━━━ RECORDS FOR PROCESSING ━━━
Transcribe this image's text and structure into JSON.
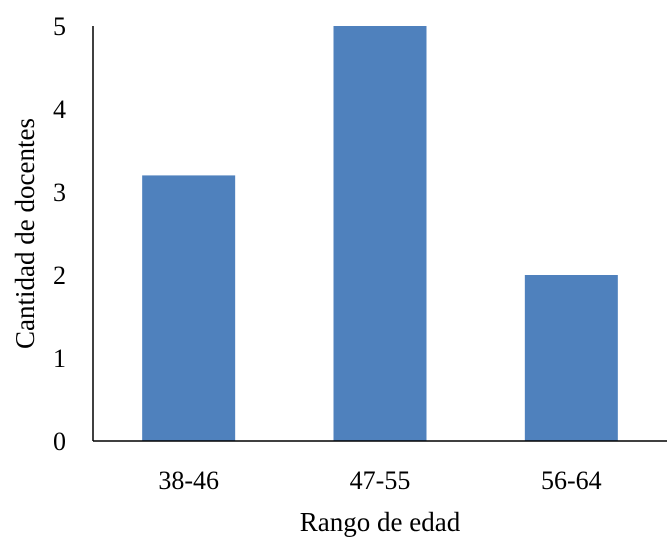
{
  "chart_data": {
    "type": "bar",
    "categories": [
      "38-46",
      "47-55",
      "56-64"
    ],
    "values": [
      3.2,
      5,
      2
    ],
    "xlabel": "Rango de edad",
    "ylabel": "Cantidad de docentes",
    "ylim": [
      0,
      5
    ],
    "yticks": [
      "0",
      "1",
      "2",
      "3",
      "4",
      "5"
    ],
    "grid": false,
    "legend": "none",
    "bar_color": "#4f81bd",
    "axis_color": "#000000"
  }
}
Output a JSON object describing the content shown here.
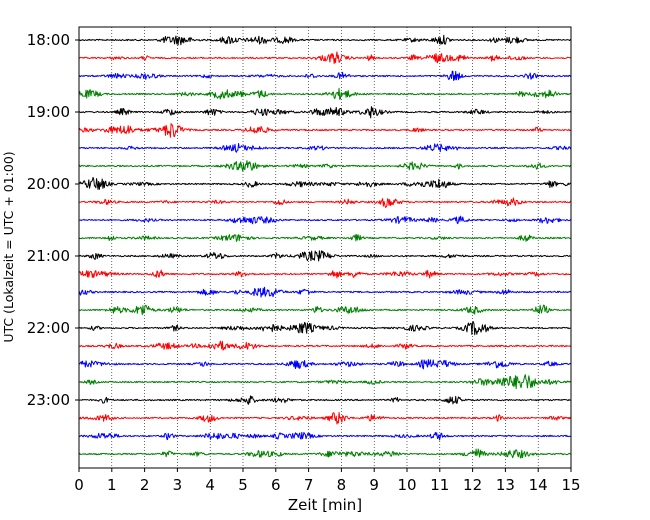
{
  "chart_data": {
    "type": "line",
    "title": "",
    "xlabel": "Zeit  [min]",
    "ylabel": "UTC (Lokalzeit = UTC + 01:00)",
    "xlim": [
      0,
      15
    ],
    "x_ticks": [
      "0",
      "1",
      "2",
      "3",
      "4",
      "5",
      "6",
      "7",
      "8",
      "9",
      "10",
      "11",
      "12",
      "13",
      "14",
      "15"
    ],
    "y_ticks": [
      "18:00",
      "19:00",
      "20:00",
      "21:00",
      "22:00",
      "23:00"
    ],
    "grid": "vertical dotted lines at each minute",
    "legend": "none",
    "trace_interval_min": 15,
    "trace_colors": [
      "#000000",
      "#ff0000",
      "#0000ff",
      "#008000"
    ],
    "series": [
      {
        "start": "18:00"
      },
      {
        "start": "18:15"
      },
      {
        "start": "18:30"
      },
      {
        "start": "18:45"
      },
      {
        "start": "19:00"
      },
      {
        "start": "19:15"
      },
      {
        "start": "19:30"
      },
      {
        "start": "19:45"
      },
      {
        "start": "20:00"
      },
      {
        "start": "20:15"
      },
      {
        "start": "20:30"
      },
      {
        "start": "20:45"
      },
      {
        "start": "21:00"
      },
      {
        "start": "21:15"
      },
      {
        "start": "21:30"
      },
      {
        "start": "21:45"
      },
      {
        "start": "22:00"
      },
      {
        "start": "22:15"
      },
      {
        "start": "22:30"
      },
      {
        "start": "22:45"
      },
      {
        "start": "23:00"
      },
      {
        "start": "23:15"
      },
      {
        "start": "23:30"
      },
      {
        "start": "23:45"
      }
    ]
  }
}
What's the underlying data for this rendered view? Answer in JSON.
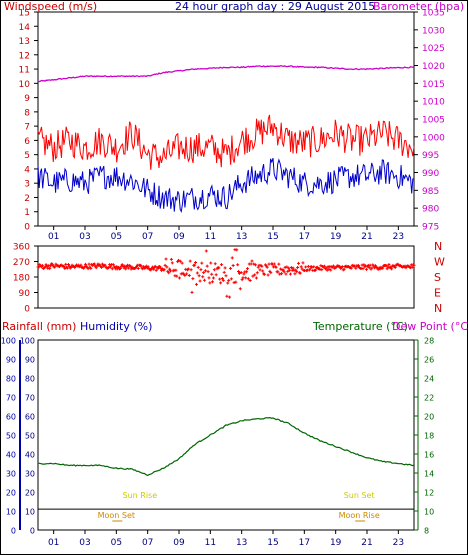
{
  "title": "24 hour graph day : 29 August 2015",
  "colors": {
    "wind": "#ff0000",
    "gust": "#ff0000",
    "avg": "#0000cc",
    "baro": "#cc00cc",
    "dir": "#ff0000",
    "temp": "#006600",
    "dew": "#cc00cc",
    "rain": "#cc0000",
    "humidity": "#0000aa",
    "sun": "#cccc00",
    "moon": "#cc8800",
    "grid": "#000000"
  },
  "hour_labels": [
    "01",
    "03",
    "05",
    "07",
    "09",
    "11",
    "13",
    "15",
    "17",
    "19",
    "21",
    "23"
  ],
  "chart_data": [
    {
      "type": "line",
      "panel": "wind-baro",
      "left_label": "Windspeed (m/s)",
      "right_label": "Barometer (hpa)",
      "left_ticks": [
        "15",
        "14",
        "13",
        "12",
        "11",
        "10",
        "9",
        "8",
        "7",
        "6",
        "5",
        "4",
        "3",
        "2",
        "1",
        "0"
      ],
      "right_ticks": [
        "1035",
        "1030",
        "1025",
        "1020",
        "1015",
        "1010",
        "1005",
        "1000",
        "995",
        "990",
        "985",
        "980",
        "975"
      ],
      "ylim": [
        0,
        15
      ],
      "ylim_right": [
        975,
        1035
      ],
      "x": [
        0,
        1,
        2,
        3,
        4,
        5,
        6,
        7,
        8,
        9,
        10,
        11,
        12,
        13,
        14,
        15,
        16,
        17,
        18,
        19,
        20,
        21,
        22,
        23,
        24
      ],
      "series": [
        {
          "name": "gust",
          "values": [
            6.0,
            5.5,
            6.0,
            5.5,
            6.0,
            5.5,
            6.5,
            5.0,
            4.8,
            5.5,
            5.5,
            5.5,
            5.0,
            6.0,
            6.5,
            7.0,
            6.0,
            5.8,
            6.0,
            6.5,
            6.0,
            6.0,
            6.5,
            6.0,
            5.5
          ]
        },
        {
          "name": "average",
          "values": [
            3.5,
            3.0,
            3.2,
            3.0,
            3.5,
            3.5,
            3.2,
            2.5,
            2.0,
            1.8,
            2.0,
            2.2,
            2.0,
            3.0,
            3.5,
            4.0,
            3.5,
            3.0,
            3.0,
            3.2,
            3.5,
            3.5,
            3.8,
            3.5,
            3.0
          ]
        },
        {
          "name": "barometer",
          "values": [
            1015.5,
            1016.0,
            1016.5,
            1017.0,
            1017.0,
            1017.0,
            1017.0,
            1017.0,
            1018.0,
            1018.5,
            1019.0,
            1019.2,
            1019.5,
            1019.5,
            1019.8,
            1019.8,
            1019.8,
            1019.5,
            1019.5,
            1019.2,
            1019.0,
            1019.0,
            1019.2,
            1019.4,
            1019.5
          ]
        }
      ]
    },
    {
      "type": "scatter",
      "panel": "wind-direction",
      "left_ticks": [
        "360",
        "270",
        "180",
        "90",
        "0"
      ],
      "right_ticks": [
        "N",
        "W",
        "S",
        "E",
        "N"
      ],
      "ylim": [
        0,
        360
      ],
      "x": [
        0,
        1,
        2,
        3,
        4,
        5,
        6,
        7,
        8,
        9,
        10,
        11,
        12,
        13,
        14,
        15,
        16,
        17,
        18,
        19,
        20,
        21,
        22,
        23,
        24
      ],
      "values": [
        240,
        245,
        240,
        242,
        245,
        240,
        238,
        232,
        230,
        225,
        215,
        205,
        200,
        210,
        218,
        222,
        225,
        228,
        232,
        234,
        236,
        238,
        238,
        240,
        240
      ]
    },
    {
      "type": "line",
      "panel": "temp-rain",
      "left_label_rain": "Rainfall (mm)",
      "left_label_humidity": "Humidity (%)",
      "right_label_temp": "Temperature (°C)",
      "right_label_dew": "Dew Point (°C)",
      "rain_ticks": [
        "100",
        "90",
        "80",
        "70",
        "60",
        "50",
        "40",
        "30",
        "20",
        "10",
        "0"
      ],
      "humidity_ticks": [
        "100",
        "90",
        "80",
        "70",
        "60",
        "50",
        "40",
        "30",
        "20",
        "10",
        "0"
      ],
      "temp_ticks": [
        "28",
        "26",
        "24",
        "22",
        "20",
        "18",
        "16",
        "14",
        "12",
        "10",
        "8"
      ],
      "ylim": [
        0,
        100
      ],
      "ylim_right": [
        8,
        28
      ],
      "x": [
        0,
        1,
        2,
        3,
        4,
        5,
        6,
        7,
        8,
        9,
        10,
        11,
        12,
        13,
        14,
        15,
        16,
        17,
        18,
        19,
        20,
        21,
        22,
        23,
        24
      ],
      "series": [
        {
          "name": "temperature",
          "values": [
            15.0,
            15.0,
            14.8,
            14.8,
            14.8,
            14.5,
            14.4,
            13.8,
            14.5,
            15.5,
            17.0,
            18.0,
            19.0,
            19.5,
            19.7,
            19.8,
            19.2,
            18.2,
            17.4,
            16.8,
            16.2,
            15.6,
            15.2,
            15.0,
            14.8
          ]
        },
        {
          "name": "dewpoint",
          "values": [
            10.2,
            10.2,
            10.2,
            10.2,
            10.2,
            10.2,
            10.2,
            10.2,
            10.2,
            10.2,
            10.2,
            10.2,
            10.2,
            10.2,
            10.2,
            10.2,
            10.2,
            10.2,
            10.2,
            10.2,
            10.2,
            10.2,
            10.2,
            10.2,
            10.2
          ]
        }
      ],
      "annotations": {
        "sun_rise": {
          "label": "Sun Rise",
          "hour": 6.5
        },
        "sun_set": {
          "label": "Sun Set",
          "hour": 20.5
        },
        "moon_set": {
          "label": "Moon Set",
          "hour": 5.0
        },
        "moon_rise": {
          "label": "Moon Rise",
          "hour": 20.5
        }
      }
    }
  ]
}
━━━
SHORT EXERCISE:
Search the data above for the string "panel" and return every line that has it.

THE SOLUTION:
      "panel": "wind-baro",
      "panel": "wind-direction",
      "panel": "temp-rain",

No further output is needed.